Single out the lines that include the word "right". Copy them.
[BEGIN]
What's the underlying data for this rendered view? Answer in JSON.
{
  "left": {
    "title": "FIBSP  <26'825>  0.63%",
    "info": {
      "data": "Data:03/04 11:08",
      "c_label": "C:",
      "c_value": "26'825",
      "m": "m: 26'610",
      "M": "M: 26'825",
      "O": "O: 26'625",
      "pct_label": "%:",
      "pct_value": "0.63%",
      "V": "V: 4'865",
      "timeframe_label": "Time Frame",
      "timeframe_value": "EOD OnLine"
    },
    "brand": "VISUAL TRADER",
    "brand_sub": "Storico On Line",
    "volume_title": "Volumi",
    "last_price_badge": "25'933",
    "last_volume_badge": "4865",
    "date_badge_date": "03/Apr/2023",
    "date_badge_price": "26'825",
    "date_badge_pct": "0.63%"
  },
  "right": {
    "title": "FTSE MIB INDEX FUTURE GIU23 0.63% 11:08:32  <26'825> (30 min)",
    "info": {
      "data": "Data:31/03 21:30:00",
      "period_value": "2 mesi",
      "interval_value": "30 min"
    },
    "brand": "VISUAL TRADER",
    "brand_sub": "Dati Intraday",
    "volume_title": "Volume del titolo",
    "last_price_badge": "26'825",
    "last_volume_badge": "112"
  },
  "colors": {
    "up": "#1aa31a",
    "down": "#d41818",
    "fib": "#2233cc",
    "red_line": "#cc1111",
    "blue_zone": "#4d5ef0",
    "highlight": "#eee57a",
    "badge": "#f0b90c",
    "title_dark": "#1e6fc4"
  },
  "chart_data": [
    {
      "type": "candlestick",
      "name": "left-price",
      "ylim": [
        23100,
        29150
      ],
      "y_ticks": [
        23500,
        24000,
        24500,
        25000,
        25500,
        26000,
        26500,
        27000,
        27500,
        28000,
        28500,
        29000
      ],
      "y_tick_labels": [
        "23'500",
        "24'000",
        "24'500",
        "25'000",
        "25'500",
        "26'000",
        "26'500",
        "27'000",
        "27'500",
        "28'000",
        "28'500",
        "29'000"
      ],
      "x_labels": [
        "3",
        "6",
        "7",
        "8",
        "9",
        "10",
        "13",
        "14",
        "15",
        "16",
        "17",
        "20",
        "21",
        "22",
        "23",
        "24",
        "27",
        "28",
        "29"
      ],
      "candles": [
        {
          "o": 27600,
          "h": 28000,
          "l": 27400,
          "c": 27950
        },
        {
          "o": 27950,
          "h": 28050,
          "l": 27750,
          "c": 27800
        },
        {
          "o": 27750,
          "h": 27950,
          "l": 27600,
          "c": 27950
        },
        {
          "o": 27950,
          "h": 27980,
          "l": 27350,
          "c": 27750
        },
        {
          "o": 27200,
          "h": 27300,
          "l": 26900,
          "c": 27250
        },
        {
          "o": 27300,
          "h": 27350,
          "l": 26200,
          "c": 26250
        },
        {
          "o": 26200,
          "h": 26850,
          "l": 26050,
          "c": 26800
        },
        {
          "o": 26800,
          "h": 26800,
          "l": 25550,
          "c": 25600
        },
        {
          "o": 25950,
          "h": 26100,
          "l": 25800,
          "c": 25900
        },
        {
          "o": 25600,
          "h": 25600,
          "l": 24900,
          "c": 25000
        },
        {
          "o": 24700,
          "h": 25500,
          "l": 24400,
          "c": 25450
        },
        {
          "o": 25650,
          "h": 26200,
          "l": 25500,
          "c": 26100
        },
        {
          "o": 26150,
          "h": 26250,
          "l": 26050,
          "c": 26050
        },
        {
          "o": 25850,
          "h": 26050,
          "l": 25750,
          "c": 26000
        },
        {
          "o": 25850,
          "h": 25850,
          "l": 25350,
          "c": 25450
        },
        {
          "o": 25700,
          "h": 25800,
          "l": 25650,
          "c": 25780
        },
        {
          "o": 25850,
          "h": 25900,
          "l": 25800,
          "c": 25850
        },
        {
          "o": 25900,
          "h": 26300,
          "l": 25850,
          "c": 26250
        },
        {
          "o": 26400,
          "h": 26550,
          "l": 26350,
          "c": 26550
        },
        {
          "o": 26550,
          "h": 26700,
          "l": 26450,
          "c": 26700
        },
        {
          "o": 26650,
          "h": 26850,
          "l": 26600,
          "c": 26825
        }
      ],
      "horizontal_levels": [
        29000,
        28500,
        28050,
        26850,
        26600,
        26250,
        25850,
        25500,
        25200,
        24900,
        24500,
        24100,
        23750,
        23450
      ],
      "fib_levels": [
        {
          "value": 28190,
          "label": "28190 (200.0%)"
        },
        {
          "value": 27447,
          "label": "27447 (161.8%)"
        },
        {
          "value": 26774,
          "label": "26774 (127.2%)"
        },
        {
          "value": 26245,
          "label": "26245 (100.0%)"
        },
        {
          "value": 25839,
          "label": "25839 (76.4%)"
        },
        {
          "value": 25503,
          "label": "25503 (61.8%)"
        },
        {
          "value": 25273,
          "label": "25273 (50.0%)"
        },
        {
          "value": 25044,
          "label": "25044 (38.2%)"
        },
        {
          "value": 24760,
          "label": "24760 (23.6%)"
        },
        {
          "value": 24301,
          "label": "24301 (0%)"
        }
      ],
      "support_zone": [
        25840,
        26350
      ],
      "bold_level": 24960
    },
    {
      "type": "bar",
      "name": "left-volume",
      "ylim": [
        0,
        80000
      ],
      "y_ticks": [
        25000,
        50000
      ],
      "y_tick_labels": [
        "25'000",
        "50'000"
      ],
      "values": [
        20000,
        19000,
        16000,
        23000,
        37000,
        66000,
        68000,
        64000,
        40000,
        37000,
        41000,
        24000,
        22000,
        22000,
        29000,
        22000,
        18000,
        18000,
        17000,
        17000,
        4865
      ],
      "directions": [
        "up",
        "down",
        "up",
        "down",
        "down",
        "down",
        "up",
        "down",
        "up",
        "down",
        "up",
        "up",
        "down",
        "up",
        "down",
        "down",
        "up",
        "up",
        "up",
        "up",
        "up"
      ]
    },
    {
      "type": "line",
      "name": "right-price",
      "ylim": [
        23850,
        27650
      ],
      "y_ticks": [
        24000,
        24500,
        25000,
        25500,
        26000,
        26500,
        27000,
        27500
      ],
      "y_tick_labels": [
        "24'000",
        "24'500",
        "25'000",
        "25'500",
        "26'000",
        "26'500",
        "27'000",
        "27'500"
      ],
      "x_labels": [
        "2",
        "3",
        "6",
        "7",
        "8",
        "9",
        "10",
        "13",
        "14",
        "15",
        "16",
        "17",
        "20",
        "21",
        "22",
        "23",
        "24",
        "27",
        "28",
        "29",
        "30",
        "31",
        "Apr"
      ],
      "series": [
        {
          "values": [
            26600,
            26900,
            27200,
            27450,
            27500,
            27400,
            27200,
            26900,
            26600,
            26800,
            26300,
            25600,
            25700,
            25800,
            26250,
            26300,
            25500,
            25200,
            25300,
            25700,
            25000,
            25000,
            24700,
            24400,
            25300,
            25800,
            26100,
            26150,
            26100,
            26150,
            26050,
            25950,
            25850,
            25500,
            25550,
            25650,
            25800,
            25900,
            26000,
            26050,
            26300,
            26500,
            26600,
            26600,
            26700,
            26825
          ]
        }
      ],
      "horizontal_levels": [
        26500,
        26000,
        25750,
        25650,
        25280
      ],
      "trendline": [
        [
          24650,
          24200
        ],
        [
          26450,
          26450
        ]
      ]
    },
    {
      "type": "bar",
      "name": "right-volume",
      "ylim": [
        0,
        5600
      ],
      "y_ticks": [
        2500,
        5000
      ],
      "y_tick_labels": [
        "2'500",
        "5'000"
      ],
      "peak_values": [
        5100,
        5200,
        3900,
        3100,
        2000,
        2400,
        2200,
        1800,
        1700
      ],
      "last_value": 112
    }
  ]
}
[END]
[BEGIN]
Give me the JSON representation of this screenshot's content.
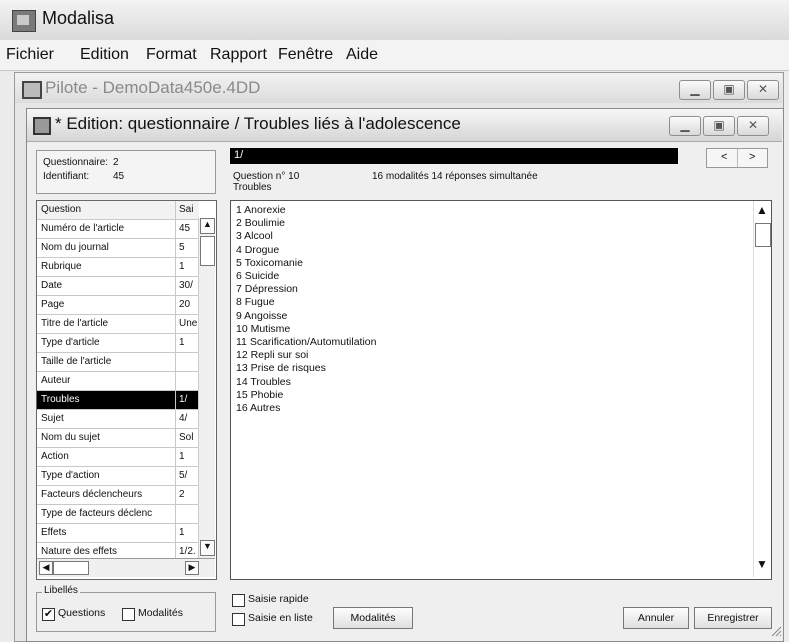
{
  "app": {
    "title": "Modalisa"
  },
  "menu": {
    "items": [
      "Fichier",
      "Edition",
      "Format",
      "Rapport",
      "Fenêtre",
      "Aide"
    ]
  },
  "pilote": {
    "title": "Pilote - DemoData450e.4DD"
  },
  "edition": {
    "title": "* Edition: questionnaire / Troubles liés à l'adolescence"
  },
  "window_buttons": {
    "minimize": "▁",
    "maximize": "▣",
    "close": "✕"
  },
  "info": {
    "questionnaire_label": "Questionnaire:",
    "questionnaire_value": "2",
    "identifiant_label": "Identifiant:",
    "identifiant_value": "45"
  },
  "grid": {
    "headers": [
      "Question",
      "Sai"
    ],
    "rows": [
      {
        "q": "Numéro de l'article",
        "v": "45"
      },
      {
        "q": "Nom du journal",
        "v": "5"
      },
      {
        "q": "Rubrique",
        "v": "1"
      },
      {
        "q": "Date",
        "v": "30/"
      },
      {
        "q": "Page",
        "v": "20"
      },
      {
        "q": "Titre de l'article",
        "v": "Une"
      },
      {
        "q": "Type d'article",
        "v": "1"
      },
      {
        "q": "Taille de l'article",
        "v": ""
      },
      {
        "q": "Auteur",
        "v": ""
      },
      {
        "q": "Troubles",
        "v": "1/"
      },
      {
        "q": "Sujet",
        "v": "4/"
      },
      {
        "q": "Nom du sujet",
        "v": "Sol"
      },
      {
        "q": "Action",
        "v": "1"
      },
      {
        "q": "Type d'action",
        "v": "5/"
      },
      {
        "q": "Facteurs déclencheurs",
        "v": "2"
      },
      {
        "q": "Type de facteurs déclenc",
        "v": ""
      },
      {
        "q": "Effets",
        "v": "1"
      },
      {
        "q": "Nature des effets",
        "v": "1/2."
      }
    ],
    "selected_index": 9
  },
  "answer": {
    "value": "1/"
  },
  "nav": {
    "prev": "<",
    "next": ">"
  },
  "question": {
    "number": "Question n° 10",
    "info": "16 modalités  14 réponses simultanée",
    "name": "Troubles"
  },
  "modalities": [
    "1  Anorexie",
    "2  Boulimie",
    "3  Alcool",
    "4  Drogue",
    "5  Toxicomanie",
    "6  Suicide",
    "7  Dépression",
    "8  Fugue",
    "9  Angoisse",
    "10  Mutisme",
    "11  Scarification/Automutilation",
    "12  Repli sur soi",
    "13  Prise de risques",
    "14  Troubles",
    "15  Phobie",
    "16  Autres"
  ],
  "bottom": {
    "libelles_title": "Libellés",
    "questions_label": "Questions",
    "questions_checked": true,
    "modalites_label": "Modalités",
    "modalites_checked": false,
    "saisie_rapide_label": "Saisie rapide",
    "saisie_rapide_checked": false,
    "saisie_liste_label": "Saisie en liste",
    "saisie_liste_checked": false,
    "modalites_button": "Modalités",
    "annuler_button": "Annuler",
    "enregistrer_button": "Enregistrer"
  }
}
[END]
• **The solution**
  "right": {
      "name": "right-price",
      "name": "right-volume",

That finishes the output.